SHORT PROBLEM — Scan the data below and report how many lines include the word "Motion". Nothing else is wanted.

☆ ☆ ☆

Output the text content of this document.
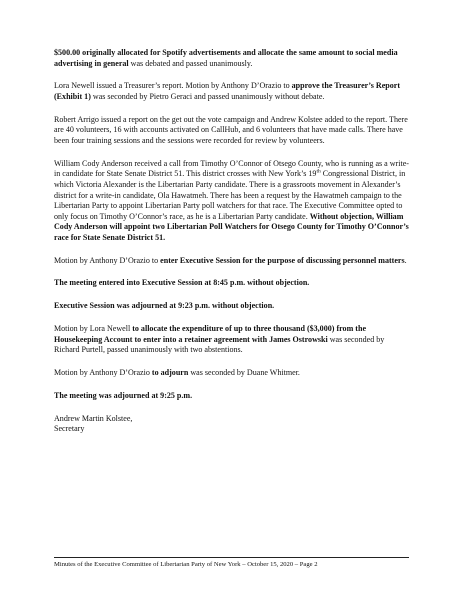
$500.00 originally allocated for Spotify advertisements and allocate the same amount to social media advertising in general was debated and passed unanimously.

Lora Newell issued a Treasurer’s report. Motion by Anthony D’Orazio to approve the Treasurer’s Report (Exhibit 1) was seconded by Pietro Geraci and passed unanimously without debate.

Robert Arrigo issued a report on the get out the vote campaign and Andrew Kolstee added to the report. There are 40 volunteers, 16 with accounts activated on CallHub, and 6 volunteers that have made calls. There have been four training sessions and the sessions were recorded for review by volunteers.

William Cody Anderson received a call from Timothy O’Connor of Otsego County, who is running as a write-in candidate for State Senate District 51. This district crosses with New York’s 19th Congressional District, in which Victoria Alexander is the Libertarian Party candidate. There is a grassroots movement in Alexander’s district for a write-in candidate, Ola Hawatmeh. There has been a request by the Hawatmeh campaign to the Libertarian Party to appoint Libertarian Party poll watchers for that race. The Executive Committee opted to only focus on Timothy O’Connor’s race, as he is a Libertarian Party candidate. Without objection, William Cody Anderson will appoint two Libertarian Poll Watchers for Otsego County for Timothy O’Connor’s race for State Senate District 51.

Motion by Anthony D’Orazio to enter Executive Session for the purpose of discussing personnel matters.

The meeting entered into Executive Session at 8:45 p.m. without objection.

Executive Session was adjourned at 9:23 p.m. without objection.

Motion by Lora Newell to allocate the expenditure of up to three thousand ($3,000) from the Housekeeping Account to enter into a retainer agreement with James Ostrowski was seconded by Richard Purtell, passed unanimously with two abstentions.

Motion by Anthony D’Orazio to adjourn was seconded by Duane Whitmer.

The meeting was adjourned at 9:25 p.m.

Andrew Martin Kolstee,

Secretary

Minutes of the Executive Committee of Libertarian Party of New York – October 15, 2020 – Page 2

☆ ☆ ☆

SOLUTION FOR THIS EXERCISE — 4